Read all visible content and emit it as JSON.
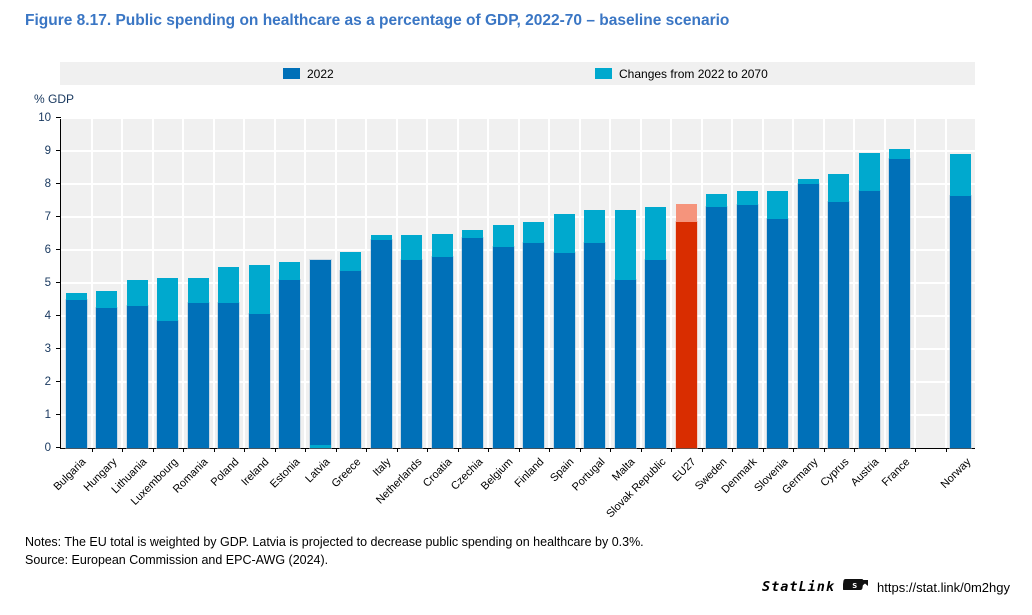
{
  "title": "Figure 8.17. Public spending on healthcare as a percentage of GDP, 2022-70 – baseline scenario",
  "y_axis_label": "% GDP",
  "legend": [
    {
      "label": "2022",
      "color": "#0070b8"
    },
    {
      "label": "Changes from 2022 to 2070",
      "color": "#00a9ce"
    }
  ],
  "notes": "Notes: The EU total is weighted by GDP. Latvia is projected to decrease public spending on healthcare by 0.3%.",
  "source": "Source: European Commission and EPC-AWG (2024).",
  "statlink": {
    "label": "StatLink",
    "url": "https://stat.link/0m2hgy"
  },
  "chart_data": {
    "type": "bar",
    "stacked": true,
    "title": "Public spending on healthcare as a percentage of GDP, 2022-70 – baseline scenario",
    "xlabel": "",
    "ylabel": "% GDP",
    "ylim": [
      0,
      10
    ],
    "yticks": [
      0,
      1,
      2,
      3,
      4,
      5,
      6,
      7,
      8,
      9,
      10
    ],
    "grid": true,
    "legend_position": "top",
    "categories": [
      "Bulgaria",
      "Hungary",
      "Lithuania",
      "Luxembourg",
      "Romania",
      "Poland",
      "Ireland",
      "Estonia",
      "Latvia",
      "Greece",
      "Italy",
      "Netherlands",
      "Croatia",
      "Czechia",
      "Belgium",
      "Finland",
      "Spain",
      "Portugal",
      "Malta",
      "Slovak Republic",
      "EU27",
      "Sweden",
      "Denmark",
      "Slovenia",
      "Germany",
      "Cyprus",
      "Austria",
      "France",
      "Norway"
    ],
    "series": [
      {
        "name": "2022",
        "values": [
          4.5,
          4.25,
          4.3,
          3.85,
          4.4,
          4.4,
          4.05,
          5.1,
          5.7,
          5.35,
          6.3,
          5.7,
          5.8,
          6.35,
          6.1,
          6.2,
          5.9,
          6.2,
          5.1,
          5.7,
          6.85,
          7.3,
          7.35,
          6.95,
          8.0,
          7.45,
          7.8,
          8.75,
          7.65
        ]
      },
      {
        "name": "Changes from 2022 to 2070",
        "values": [
          0.2,
          0.5,
          0.8,
          1.3,
          0.75,
          1.1,
          1.5,
          0.55,
          -0.3,
          0.6,
          0.15,
          0.75,
          0.7,
          0.25,
          0.65,
          0.65,
          1.2,
          1.0,
          2.1,
          1.6,
          0.55,
          0.4,
          0.45,
          0.85,
          0.15,
          0.85,
          1.15,
          0.3,
          1.25
        ]
      }
    ],
    "highlight_category": "EU27",
    "gap_before_category": "Norway",
    "colors": {
      "base": "#0070b8",
      "change": "#00a9ce",
      "highlight_base": "#d92d00",
      "highlight_change": "#f5947c",
      "plot_background": "#f0f0f0",
      "gridline": "#ffffff"
    }
  }
}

• [TASK TO COMPLETE]
Establish how many lines of the material above hold the word "healthcare". Nothing but the count should be returned.

• [SOLUTION]
3